_WHAT NEEDS TO BE DONE_
Your job is to restate each entry word for word.

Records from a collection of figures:
START

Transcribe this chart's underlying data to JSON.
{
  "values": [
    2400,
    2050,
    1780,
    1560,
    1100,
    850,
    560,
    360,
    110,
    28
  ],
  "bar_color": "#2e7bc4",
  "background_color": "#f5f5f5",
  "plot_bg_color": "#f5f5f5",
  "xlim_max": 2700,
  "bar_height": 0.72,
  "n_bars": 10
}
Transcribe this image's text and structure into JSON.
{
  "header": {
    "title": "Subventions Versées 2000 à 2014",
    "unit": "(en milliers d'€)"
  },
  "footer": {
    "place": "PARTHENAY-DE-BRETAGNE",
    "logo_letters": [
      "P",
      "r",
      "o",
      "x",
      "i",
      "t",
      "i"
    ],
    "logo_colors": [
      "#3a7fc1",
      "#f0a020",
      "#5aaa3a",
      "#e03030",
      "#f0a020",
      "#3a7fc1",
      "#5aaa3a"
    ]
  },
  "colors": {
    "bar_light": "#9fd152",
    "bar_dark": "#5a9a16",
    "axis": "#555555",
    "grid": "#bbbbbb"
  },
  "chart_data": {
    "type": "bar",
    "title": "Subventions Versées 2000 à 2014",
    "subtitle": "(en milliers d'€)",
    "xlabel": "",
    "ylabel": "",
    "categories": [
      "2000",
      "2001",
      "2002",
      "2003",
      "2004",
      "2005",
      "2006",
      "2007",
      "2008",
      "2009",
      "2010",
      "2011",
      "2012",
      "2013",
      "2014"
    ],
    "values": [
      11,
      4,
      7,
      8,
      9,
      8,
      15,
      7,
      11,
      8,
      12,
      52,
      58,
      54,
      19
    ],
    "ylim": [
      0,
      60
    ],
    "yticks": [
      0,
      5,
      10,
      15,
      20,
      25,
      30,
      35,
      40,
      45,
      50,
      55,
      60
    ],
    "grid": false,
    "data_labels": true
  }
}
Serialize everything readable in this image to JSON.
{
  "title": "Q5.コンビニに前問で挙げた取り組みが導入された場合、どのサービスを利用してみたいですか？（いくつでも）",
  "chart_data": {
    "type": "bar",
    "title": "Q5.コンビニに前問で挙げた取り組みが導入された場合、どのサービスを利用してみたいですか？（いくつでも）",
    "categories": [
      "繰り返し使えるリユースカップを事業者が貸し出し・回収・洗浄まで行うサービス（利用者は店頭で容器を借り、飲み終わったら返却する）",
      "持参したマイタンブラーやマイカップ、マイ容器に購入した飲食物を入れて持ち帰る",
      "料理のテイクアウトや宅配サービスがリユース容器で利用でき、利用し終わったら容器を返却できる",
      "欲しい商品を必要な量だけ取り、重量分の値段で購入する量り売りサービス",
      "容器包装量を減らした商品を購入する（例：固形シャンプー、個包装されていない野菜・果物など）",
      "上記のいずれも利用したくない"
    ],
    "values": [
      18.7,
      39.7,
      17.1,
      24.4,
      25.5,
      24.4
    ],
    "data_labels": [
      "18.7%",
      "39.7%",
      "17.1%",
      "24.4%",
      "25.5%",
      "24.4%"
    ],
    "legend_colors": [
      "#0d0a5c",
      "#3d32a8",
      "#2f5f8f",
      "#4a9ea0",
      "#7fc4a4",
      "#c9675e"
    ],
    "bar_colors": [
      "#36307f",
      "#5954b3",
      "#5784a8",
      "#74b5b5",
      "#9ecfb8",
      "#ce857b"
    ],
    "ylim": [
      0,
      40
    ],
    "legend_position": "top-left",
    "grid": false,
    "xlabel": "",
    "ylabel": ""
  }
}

END

_TASK RESPONSE_
Transcribe this chart's underlying data to JSON.
{
  "values": [
    2400,
    2050,
    1780,
    1560,
    1100,
    850,
    560,
    360,
    110,
    28
  ],
  "bar_color": "#2e7bc4",
  "background_color": "#f5f5f5",
  "plot_bg_color": "#f5f5f5",
  "xlim_max": 2700,
  "bar_height": 0.72,
  "n_bars": 10
}
Transcribe this image's text and structure into JSON.
{
  "header": {
    "title": "Subventions Versées 2000 à 2014",
    "unit": "(en milliers d'€)"
  },
  "footer": {
    "place": "PARTHENAY-DE-BRETAGNE",
    "logo_letters": [
      "P",
      "r",
      "o",
      "x",
      "i",
      "t",
      "i"
    ],
    "logo_colors": [
      "#3a7fc1",
      "#f0a020",
      "#5aaa3a",
      "#e03030",
      "#f0a020",
      "#3a7fc1",
      "#5aaa3a"
    ]
  },
  "colors": {
    "bar_light": "#9fd152",
    "bar_dark": "#5a9a16",
    "axis": "#555555",
    "grid": "#bbbbbb"
  },
  "chart_data": {
    "type": "bar",
    "title": "Subventions Versées 2000 à 2014",
    "subtitle": "(en milliers d'€)",
    "xlabel": "",
    "ylabel": "",
    "categories": [
      "2000",
      "2001",
      "2002",
      "2003",
      "2004",
      "2005",
      "2006",
      "2007",
      "2008",
      "2009",
      "2010",
      "2011",
      "2012",
      "2013",
      "2014"
    ],
    "values": [
      11,
      4,
      7,
      8,
      9,
      8,
      15,
      7,
      11,
      8,
      12,
      52,
      58,
      54,
      19
    ],
    "ylim": [
      0,
      60
    ],
    "yticks": [
      0,
      5,
      10,
      15,
      20,
      25,
      30,
      35,
      40,
      45,
      50,
      55,
      60
    ],
    "grid": false,
    "data_labels": true
  }
}
Serialize everything readable in this image to JSON.
{
  "title": "Q5.コンビニに前問で挙げた取り組みが導入された場合、どのサービスを利用してみたいですか？（いくつでも）",
  "chart_data": {
    "type": "bar",
    "title": "Q5.コンビニに前問で挙げた取り組みが導入された場合、どのサービスを利用してみたいですか？（いくつでも）",
    "categories": [
      "繰り返し使えるリユースカップを事業者が貸し出し・回収・洗浄まで行うサービス（利用者は店頭で容器を借り、飲み終わったら返却する）",
      "持参したマイタンブラーやマイカップ、マイ容器に購入した飲食物を入れて持ち帰る",
      "料理のテイクアウトや宅配サービスがリユース容器で利用でき、利用し終わったら容器を返却できる",
      "欲しい商品を必要な量だけ取り、重量分の値段で購入する量り売りサービス",
      "容器包装量を減らした商品を購入する（例：固形シャンプー、個包装されていない野菜・果物など）",
      "上記のいずれも利用したくない"
    ],
    "values": [
      18.7,
      39.7,
      17.1,
      24.4,
      25.5,
      24.4
    ],
    "data_labels": [
      "18.7%",
      "39.7%",
      "17.1%",
      "24.4%",
      "25.5%",
      "24.4%"
    ],
    "legend_colors": [
      "#0d0a5c",
      "#3d32a8",
      "#2f5f8f",
      "#4a9ea0",
      "#7fc4a4",
      "#c9675e"
    ],
    "bar_colors": [
      "#36307f",
      "#5954b3",
      "#5784a8",
      "#74b5b5",
      "#9ecfb8",
      "#ce857b"
    ],
    "ylim": [
      0,
      40
    ],
    "legend_position": "top-left",
    "grid": false,
    "xlabel": "",
    "ylabel": ""
  }
}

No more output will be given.